* **Items**
------------------------------

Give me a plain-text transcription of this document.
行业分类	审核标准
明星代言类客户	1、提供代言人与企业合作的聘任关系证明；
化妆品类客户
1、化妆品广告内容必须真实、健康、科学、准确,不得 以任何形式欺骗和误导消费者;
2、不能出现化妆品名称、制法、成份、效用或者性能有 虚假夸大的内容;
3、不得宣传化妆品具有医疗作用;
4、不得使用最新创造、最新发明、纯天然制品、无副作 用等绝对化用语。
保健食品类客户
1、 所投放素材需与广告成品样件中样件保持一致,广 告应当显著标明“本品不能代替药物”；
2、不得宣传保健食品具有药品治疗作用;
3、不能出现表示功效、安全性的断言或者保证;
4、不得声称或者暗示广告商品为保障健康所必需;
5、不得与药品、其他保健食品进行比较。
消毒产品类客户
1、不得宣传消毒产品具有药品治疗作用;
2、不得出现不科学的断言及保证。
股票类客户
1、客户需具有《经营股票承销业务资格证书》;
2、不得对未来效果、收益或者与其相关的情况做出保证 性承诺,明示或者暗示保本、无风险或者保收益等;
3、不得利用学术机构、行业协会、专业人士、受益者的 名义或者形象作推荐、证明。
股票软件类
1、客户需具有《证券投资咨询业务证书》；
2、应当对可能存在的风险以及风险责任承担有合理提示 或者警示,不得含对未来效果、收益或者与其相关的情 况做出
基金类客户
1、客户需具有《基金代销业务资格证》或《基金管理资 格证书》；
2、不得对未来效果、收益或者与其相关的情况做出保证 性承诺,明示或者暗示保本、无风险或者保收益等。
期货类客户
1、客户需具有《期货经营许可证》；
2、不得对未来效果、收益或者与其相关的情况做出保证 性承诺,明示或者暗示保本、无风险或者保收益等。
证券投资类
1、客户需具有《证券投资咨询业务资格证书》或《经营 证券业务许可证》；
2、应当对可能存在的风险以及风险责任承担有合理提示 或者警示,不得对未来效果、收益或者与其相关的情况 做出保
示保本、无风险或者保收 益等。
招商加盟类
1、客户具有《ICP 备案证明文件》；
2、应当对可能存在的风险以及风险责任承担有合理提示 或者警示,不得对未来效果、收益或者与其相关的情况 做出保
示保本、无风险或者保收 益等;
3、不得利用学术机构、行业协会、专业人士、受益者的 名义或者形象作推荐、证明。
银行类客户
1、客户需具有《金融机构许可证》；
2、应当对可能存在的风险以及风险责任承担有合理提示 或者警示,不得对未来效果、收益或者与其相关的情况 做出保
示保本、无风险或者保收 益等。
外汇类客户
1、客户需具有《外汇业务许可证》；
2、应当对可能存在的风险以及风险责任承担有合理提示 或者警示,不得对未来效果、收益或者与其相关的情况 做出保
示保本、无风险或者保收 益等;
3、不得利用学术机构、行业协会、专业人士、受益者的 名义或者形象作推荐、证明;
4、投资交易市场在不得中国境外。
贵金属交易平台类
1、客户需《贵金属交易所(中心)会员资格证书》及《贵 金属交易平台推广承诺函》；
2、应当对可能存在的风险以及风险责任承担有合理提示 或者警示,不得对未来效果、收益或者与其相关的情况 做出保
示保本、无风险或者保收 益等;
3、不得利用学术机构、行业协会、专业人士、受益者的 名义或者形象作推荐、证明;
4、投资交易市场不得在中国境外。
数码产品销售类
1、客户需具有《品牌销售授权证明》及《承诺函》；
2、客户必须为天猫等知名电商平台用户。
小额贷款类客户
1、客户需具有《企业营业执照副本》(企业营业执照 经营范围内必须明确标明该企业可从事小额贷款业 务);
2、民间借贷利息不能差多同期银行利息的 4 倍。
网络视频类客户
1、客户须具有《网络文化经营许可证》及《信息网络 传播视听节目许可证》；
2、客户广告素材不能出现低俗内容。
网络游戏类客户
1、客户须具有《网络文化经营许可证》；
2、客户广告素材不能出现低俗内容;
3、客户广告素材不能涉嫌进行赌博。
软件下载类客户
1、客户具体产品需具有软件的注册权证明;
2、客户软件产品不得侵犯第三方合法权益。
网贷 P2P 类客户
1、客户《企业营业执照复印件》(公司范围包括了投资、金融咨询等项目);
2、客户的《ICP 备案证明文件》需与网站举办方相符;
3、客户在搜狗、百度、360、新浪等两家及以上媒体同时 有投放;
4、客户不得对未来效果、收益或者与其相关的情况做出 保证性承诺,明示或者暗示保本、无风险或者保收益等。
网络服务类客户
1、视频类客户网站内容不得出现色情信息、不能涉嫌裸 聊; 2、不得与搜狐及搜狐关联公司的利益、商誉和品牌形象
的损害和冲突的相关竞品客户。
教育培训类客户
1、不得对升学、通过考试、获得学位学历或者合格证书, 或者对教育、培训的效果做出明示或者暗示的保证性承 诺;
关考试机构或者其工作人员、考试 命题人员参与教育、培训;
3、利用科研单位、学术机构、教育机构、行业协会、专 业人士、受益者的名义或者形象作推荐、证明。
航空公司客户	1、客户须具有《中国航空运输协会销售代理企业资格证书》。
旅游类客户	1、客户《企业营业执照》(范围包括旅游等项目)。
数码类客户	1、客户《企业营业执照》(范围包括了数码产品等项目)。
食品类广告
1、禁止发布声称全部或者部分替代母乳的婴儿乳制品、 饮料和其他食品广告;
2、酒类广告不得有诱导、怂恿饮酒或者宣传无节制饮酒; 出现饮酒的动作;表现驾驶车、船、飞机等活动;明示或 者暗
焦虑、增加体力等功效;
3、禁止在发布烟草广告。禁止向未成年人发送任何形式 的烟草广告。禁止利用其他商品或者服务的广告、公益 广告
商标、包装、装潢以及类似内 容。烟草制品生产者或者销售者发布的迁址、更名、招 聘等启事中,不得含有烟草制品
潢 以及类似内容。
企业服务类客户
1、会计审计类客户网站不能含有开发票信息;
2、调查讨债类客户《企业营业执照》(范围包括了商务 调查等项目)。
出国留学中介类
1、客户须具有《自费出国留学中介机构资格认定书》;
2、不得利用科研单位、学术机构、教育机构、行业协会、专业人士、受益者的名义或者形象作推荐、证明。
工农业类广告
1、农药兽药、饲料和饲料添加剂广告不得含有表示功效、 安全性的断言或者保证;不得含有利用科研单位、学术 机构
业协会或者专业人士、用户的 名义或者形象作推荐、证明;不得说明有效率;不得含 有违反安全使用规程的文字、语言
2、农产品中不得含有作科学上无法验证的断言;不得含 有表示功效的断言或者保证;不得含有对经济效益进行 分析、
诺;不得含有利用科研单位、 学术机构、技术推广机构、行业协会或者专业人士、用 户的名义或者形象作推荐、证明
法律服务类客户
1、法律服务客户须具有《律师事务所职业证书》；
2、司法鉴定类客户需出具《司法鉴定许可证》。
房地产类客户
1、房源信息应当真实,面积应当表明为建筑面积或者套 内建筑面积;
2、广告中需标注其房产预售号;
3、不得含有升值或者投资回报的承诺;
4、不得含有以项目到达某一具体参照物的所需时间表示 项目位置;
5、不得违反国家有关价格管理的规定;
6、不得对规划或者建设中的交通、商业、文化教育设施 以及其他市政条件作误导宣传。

------------------------------

* **Instructions to follow**
Search the lines above for the string "明示或者暗示保本", then show every one that has it.

* **The result**
2、不得对未来效果、收益或者与其相关的情况做出保证 性承诺,明示或者暗示保本、无风险或者保收益等;
2、不得对未来效果、收益或者与其相关的情况做出保证 性承诺,明示或者暗示保本、无风险或者保收益等。
2、不得对未来效果、收益或者与其相关的情况做出保证 性承诺,明示或者暗示保本、无风险或者保收益等。
4、客户不得对未来效果、收益或者与其相关的情况做出 保证性承诺,明示或者暗示保本、无风险或者保收益等。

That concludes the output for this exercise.